— START Input for this task —

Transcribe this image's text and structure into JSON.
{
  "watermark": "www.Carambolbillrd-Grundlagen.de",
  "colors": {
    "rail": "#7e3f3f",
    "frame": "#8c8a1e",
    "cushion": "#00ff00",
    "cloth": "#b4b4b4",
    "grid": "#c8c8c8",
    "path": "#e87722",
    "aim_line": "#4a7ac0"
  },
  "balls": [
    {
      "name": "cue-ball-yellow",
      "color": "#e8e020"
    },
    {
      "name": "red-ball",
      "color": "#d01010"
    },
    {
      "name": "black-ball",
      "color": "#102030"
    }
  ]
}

— END Input for this task —
— START Input for this task —

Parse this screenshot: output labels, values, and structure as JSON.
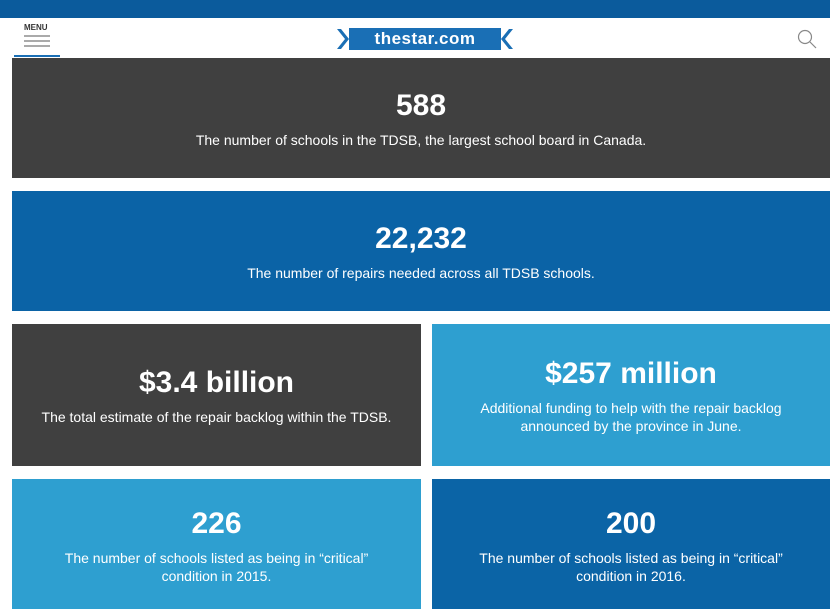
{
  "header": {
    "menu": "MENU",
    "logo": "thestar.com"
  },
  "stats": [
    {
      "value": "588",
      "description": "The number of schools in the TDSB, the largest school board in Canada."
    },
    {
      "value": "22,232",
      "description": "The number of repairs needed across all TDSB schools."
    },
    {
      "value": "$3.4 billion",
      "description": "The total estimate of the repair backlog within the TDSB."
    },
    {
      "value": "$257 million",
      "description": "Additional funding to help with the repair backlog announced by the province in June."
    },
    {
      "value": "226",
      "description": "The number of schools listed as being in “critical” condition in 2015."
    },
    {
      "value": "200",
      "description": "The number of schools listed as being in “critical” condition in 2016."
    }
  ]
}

— END Input for this task —

● **Goal**
The answer must consist solely of the number of lines in the entries that contain the word "structure".

● **Answer to the problem**
2